> _Problem details_:
Set down the data below without change, skipping the pictures it holds.

> _Given records_:
:::::

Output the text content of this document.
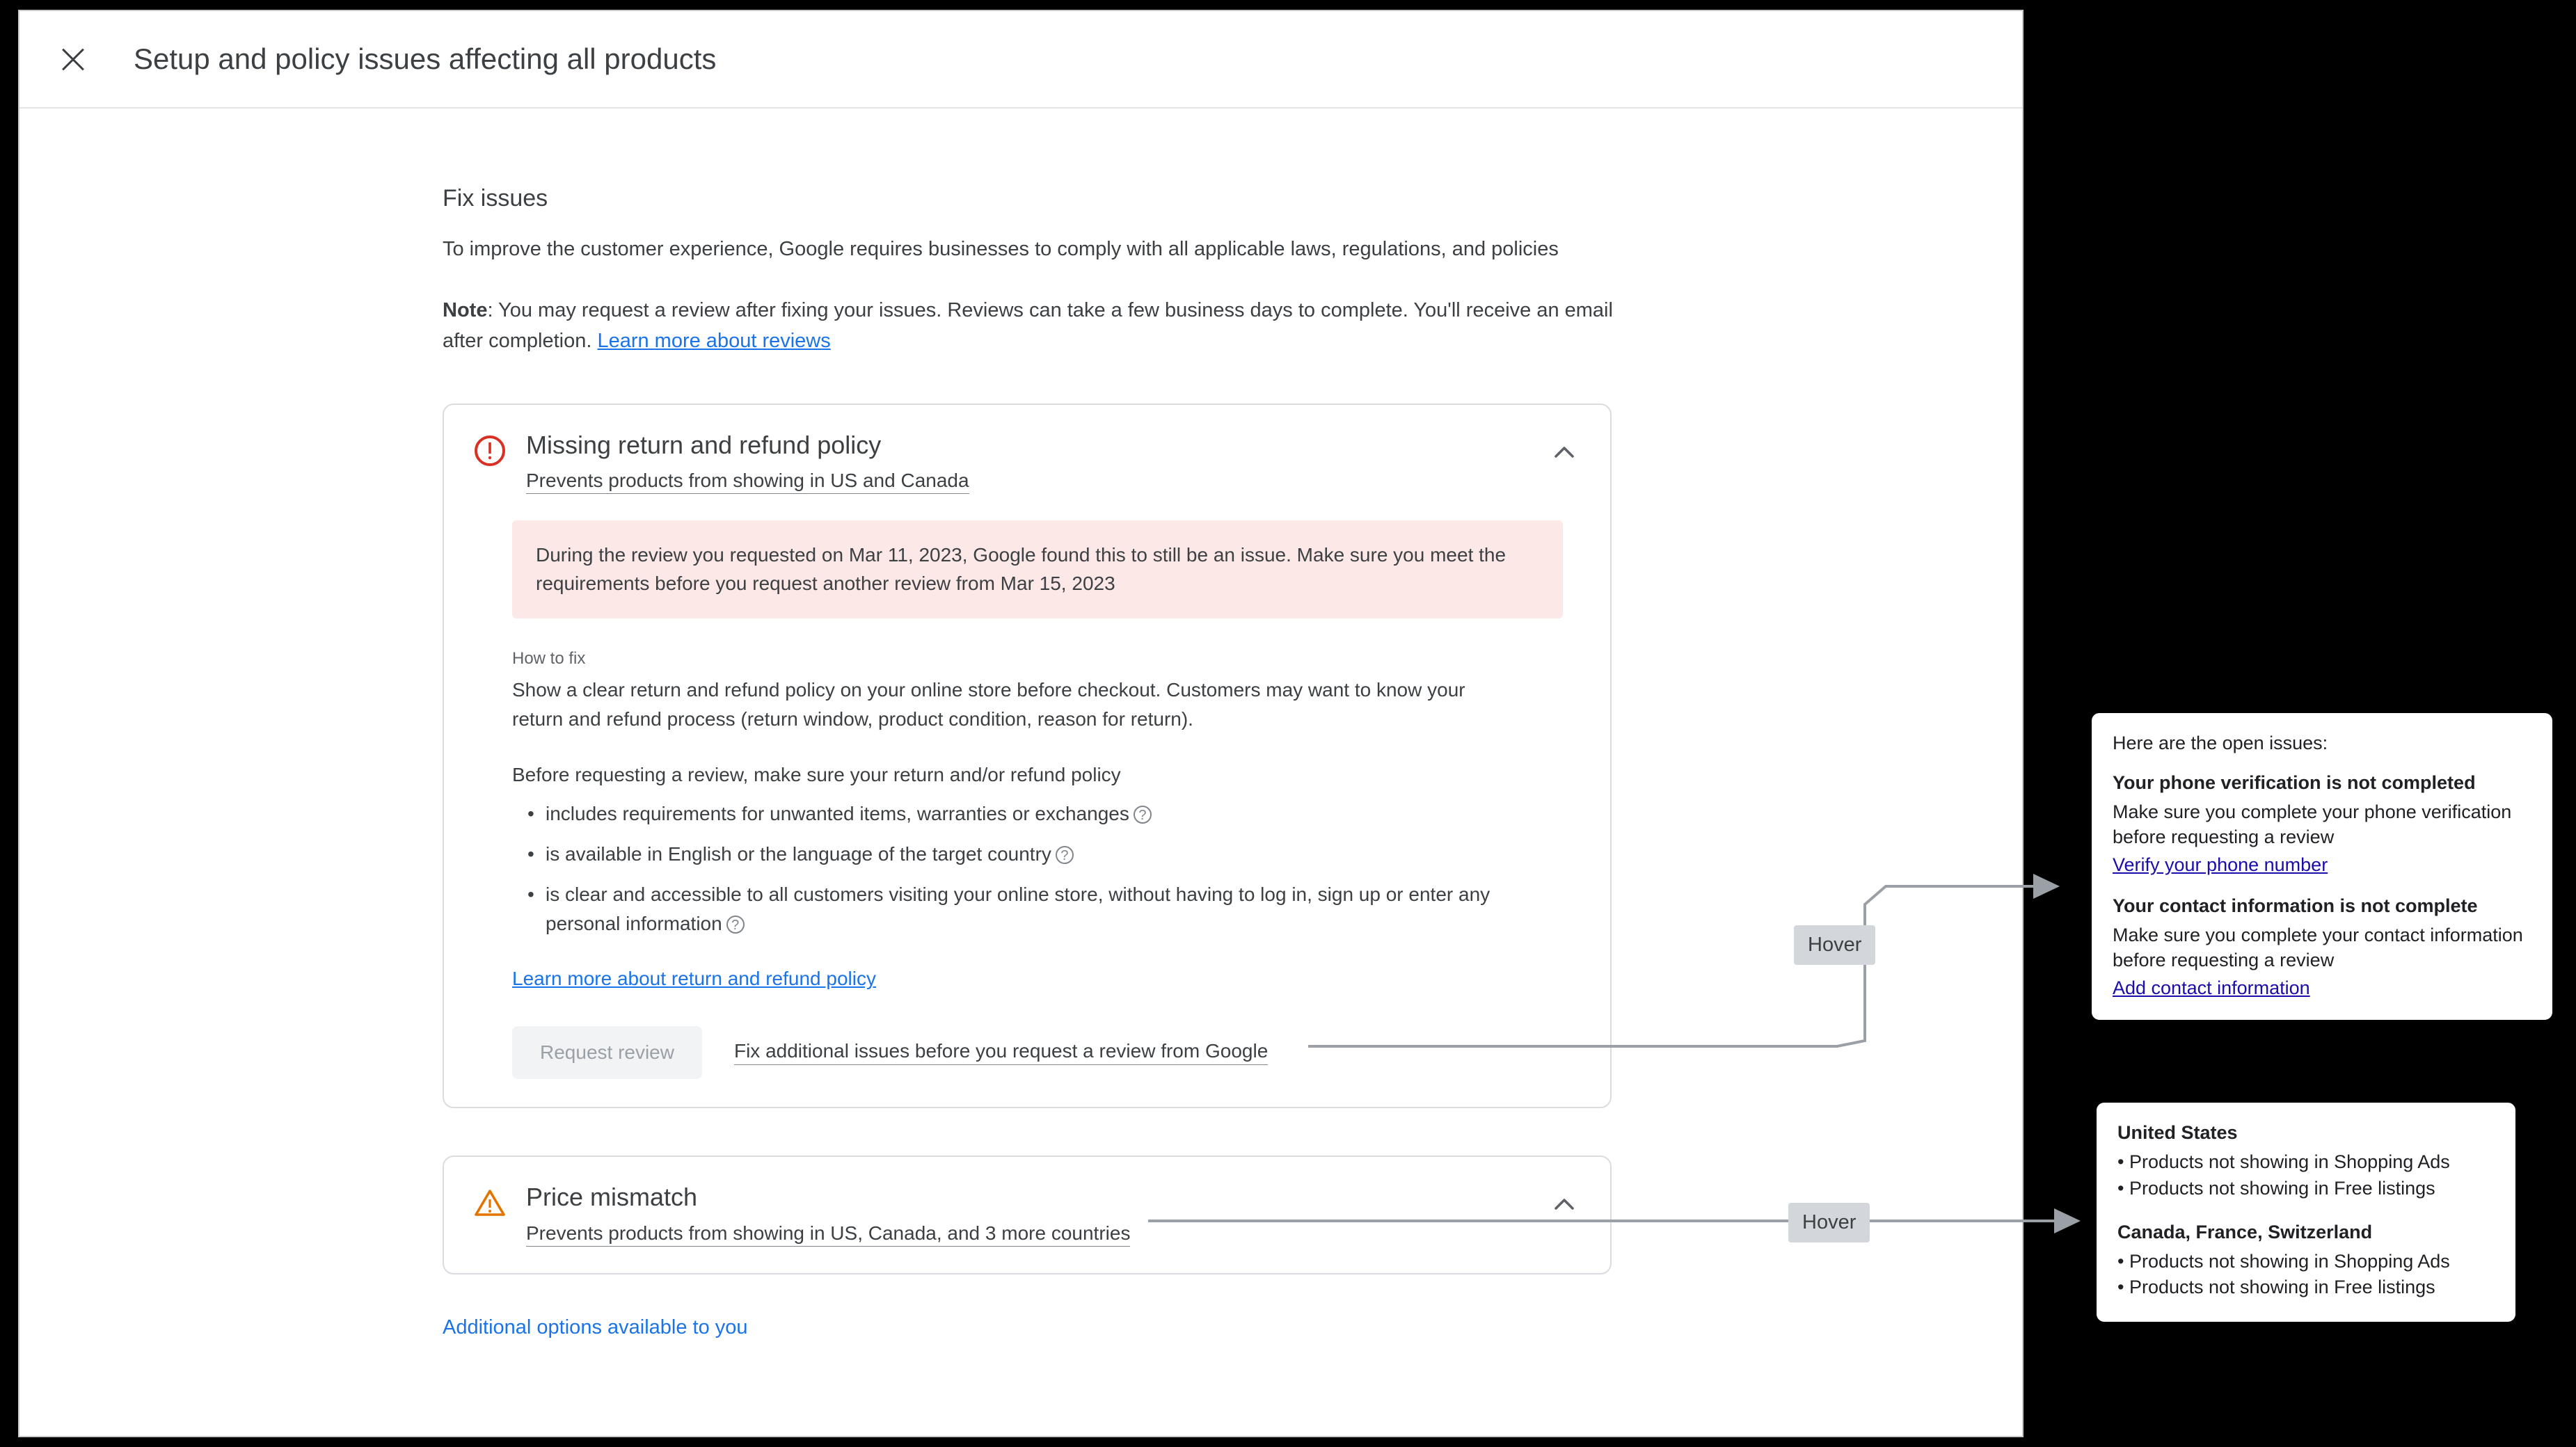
Setup and policy issues affecting all products
Fix issues
To improve the customer experience, Google requires businesses to comply with all applicable laws, regulations, and policies
Note: You may request a review after fixing your issues. Reviews can take a few business days to complete. You'll receive an email after completion. Learn more about reviews
Missing return and refund policy
Prevents products from showing in US and Canada
During the review you requested on Mar 11, 2023, Google found this to still be an issue. Make sure you meet the requirements before you request another review from Mar 15, 2023
How to fix
Show a clear return and refund policy on your online store before checkout. Customers may want to know your return and refund process (return window, product condition, reason for return).
Before requesting a review, make sure your return and/or refund policy
• includes requirements for unwanted items, warranties or exchanges ?
• is available in English or the language of the target country ?
• is clear and accessible to all customers visiting your online store, without having to log in, sign up or enter any personal information ?
Learn more about return and refund policy
Request review	Fix additional issues before you request a review from Google
Price mismatch
Prevents products from showing in US, Canada, and 3 more countries
Additional options available to you
Hover
Hover
Here are the open issues:
Your phone verification is not completed
Make sure you complete your phone verification before requesting a review
Verify your phone number
Your contact information is not complete
Make sure you complete your contact information before requesting a review
Add contact information
United States
• Products not showing in Shopping Ads
• Products not showing in Free listings
Canada, France, Switzerland
• Products not showing in Shopping Ads
• Products not showing in Free listings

:::::

> _Finished answer_:
Output the text content of this document.
Setup and policy issues affecting all products
Fix issues
To improve the customer experience, Google requires businesses to comply with all applicable laws, regulations, and policies
Note: You may request a review after fixing your issues. Reviews can take a few business days to complete. You'll receive an email after completion. Learn more about reviews
Missing return and refund policy
Prevents products from showing in US and Canada
During the review you requested on Mar 11, 2023, Google found this to still be an issue. Make sure you meet the requirements before you request another review from Mar 15, 2023
How to fix
Show a clear return and refund policy on your online store before checkout. Customers may want to know your return and refund process (return window, product condition, reason for return).
Before requesting a review, make sure your return and/or refund policy
• includes requirements for unwanted items, warranties or exchanges ?
• is available in English or the language of the target country ?
• is clear and accessible to all customers visiting your online store, without having to log in, sign up or enter any personal information ?
Learn more about return and refund policy
Request review	Fix additional issues before you request a review from Google
Price mismatch
Prevents products from showing in US, Canada, and 3 more countries
Additional options available to you
Hover
Hover
Here are the open issues:
Your phone verification is not completed
Make sure you complete your phone verification before requesting a review
Verify your phone number
Your contact information is not complete
Make sure you complete your contact information before requesting a review
Add contact information
United States
• Products not showing in Shopping Ads
• Products not showing in Free listings
Canada, France, Switzerland
• Products not showing in Shopping Ads
• Products not showing in Free listings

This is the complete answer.